What you should do:
From the entries below, pull out each line where "JSON" appears.

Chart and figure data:
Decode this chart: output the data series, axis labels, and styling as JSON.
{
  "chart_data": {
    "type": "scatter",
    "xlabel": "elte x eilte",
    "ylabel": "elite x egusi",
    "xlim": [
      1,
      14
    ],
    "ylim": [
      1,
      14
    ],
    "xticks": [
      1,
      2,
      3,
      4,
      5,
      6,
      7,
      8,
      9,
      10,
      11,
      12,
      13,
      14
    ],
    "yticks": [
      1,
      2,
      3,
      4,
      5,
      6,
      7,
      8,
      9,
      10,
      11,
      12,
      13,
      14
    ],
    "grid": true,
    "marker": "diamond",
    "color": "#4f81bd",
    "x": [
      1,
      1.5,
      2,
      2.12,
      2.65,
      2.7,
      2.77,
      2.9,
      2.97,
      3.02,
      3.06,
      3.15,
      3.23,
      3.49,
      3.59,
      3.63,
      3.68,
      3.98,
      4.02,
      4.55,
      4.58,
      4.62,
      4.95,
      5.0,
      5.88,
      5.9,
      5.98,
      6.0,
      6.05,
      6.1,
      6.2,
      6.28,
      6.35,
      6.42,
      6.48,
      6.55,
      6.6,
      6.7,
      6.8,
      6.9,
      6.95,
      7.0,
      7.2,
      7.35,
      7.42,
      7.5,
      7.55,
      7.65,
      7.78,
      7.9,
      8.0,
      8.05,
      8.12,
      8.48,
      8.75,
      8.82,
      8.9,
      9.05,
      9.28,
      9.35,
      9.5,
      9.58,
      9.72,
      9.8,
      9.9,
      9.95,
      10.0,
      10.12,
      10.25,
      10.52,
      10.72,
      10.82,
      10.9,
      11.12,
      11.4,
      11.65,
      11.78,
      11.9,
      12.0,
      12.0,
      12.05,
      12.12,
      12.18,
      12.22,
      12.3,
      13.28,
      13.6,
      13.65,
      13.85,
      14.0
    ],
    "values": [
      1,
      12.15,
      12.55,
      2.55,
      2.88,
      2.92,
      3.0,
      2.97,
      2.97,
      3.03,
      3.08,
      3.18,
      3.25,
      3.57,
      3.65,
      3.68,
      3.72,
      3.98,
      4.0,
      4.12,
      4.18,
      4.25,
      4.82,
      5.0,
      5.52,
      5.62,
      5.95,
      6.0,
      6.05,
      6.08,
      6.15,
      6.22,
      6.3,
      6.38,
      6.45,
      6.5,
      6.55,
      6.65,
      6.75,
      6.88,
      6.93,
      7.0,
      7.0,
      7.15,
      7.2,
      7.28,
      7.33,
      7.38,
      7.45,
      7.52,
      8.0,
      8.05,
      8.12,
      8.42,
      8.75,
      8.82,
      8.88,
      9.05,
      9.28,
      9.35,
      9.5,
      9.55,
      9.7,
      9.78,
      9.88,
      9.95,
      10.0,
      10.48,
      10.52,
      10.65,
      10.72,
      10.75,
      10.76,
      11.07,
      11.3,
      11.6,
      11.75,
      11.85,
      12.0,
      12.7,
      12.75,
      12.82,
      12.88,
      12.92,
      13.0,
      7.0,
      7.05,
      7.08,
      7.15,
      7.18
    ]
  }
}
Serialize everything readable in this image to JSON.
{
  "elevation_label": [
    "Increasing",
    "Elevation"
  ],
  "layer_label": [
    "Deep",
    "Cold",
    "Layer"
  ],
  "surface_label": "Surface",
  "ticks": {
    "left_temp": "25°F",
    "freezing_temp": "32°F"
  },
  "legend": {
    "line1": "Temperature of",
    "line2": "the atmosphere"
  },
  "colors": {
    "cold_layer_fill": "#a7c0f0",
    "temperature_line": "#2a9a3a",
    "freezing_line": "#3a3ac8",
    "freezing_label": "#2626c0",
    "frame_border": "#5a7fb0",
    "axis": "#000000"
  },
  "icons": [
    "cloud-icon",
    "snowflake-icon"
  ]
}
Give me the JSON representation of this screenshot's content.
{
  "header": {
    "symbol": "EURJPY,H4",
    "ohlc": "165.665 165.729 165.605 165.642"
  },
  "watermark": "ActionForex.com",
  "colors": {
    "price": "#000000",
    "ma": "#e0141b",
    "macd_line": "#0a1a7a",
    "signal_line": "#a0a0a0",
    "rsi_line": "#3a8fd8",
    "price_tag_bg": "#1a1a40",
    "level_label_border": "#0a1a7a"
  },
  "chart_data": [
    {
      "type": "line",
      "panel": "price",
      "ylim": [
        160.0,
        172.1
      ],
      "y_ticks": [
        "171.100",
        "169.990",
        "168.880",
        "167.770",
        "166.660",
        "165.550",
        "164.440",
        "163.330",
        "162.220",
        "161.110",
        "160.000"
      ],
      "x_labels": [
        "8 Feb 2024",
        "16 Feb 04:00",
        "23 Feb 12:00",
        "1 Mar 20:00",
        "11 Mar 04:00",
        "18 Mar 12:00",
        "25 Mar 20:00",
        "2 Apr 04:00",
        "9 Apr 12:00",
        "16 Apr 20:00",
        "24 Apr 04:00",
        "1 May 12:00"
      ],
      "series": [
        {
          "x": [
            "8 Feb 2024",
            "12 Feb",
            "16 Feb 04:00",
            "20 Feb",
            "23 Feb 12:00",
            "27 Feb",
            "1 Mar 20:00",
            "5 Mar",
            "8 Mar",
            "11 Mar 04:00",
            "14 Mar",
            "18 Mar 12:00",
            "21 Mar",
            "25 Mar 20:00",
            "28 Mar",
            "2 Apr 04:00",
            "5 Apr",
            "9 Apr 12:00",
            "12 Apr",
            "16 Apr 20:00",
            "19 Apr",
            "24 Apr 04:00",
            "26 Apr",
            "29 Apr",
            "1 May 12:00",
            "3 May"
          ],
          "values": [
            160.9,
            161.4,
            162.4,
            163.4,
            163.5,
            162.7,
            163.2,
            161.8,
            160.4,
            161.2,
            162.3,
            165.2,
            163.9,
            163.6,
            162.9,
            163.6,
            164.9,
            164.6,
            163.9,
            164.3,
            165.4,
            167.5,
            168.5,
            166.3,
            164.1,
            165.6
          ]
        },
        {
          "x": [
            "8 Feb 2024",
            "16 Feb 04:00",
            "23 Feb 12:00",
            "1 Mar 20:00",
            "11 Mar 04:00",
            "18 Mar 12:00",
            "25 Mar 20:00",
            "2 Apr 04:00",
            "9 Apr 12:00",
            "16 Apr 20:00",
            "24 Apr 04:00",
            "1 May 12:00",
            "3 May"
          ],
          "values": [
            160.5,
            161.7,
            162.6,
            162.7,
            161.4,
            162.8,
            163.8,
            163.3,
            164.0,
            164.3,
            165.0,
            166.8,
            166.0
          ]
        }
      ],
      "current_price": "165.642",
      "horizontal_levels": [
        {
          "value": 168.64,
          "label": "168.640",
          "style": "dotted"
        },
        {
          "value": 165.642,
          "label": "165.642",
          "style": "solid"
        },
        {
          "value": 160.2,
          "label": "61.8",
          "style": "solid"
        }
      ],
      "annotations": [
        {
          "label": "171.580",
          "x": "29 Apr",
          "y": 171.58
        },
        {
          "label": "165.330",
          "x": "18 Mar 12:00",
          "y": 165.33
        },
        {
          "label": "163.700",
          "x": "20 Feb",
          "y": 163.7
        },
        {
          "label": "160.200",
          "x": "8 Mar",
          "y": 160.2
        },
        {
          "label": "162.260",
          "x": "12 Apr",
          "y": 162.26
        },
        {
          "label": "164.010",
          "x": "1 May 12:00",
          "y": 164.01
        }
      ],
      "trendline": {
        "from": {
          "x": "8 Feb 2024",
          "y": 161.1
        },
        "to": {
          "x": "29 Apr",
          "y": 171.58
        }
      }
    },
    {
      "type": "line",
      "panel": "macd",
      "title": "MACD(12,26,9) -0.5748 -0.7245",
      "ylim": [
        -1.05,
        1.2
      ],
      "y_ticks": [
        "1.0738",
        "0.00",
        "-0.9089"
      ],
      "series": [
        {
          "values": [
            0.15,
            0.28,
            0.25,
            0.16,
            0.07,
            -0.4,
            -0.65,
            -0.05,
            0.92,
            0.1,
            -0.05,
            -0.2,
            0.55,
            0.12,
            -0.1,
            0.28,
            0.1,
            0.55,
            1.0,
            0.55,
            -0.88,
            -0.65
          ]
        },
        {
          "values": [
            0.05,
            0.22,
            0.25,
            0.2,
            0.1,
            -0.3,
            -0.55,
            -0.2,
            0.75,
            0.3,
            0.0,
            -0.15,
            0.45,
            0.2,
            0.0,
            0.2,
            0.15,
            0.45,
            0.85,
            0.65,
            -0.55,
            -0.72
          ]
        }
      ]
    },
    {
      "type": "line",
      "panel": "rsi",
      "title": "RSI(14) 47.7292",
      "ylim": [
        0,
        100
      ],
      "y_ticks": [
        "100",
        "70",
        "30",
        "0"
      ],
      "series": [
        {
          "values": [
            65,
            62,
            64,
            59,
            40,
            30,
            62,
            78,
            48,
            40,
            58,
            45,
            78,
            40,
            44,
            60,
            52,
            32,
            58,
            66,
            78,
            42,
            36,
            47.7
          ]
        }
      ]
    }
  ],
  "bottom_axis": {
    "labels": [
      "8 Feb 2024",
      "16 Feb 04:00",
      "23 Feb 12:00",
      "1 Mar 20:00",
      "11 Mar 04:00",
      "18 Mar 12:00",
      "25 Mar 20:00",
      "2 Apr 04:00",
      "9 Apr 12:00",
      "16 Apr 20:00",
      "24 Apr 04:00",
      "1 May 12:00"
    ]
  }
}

Answer for this exercise:
Decode this chart: output the data series, axis labels, and styling as JSON.
Serialize everything readable in this image to JSON.
Give me the JSON representation of this screenshot's content.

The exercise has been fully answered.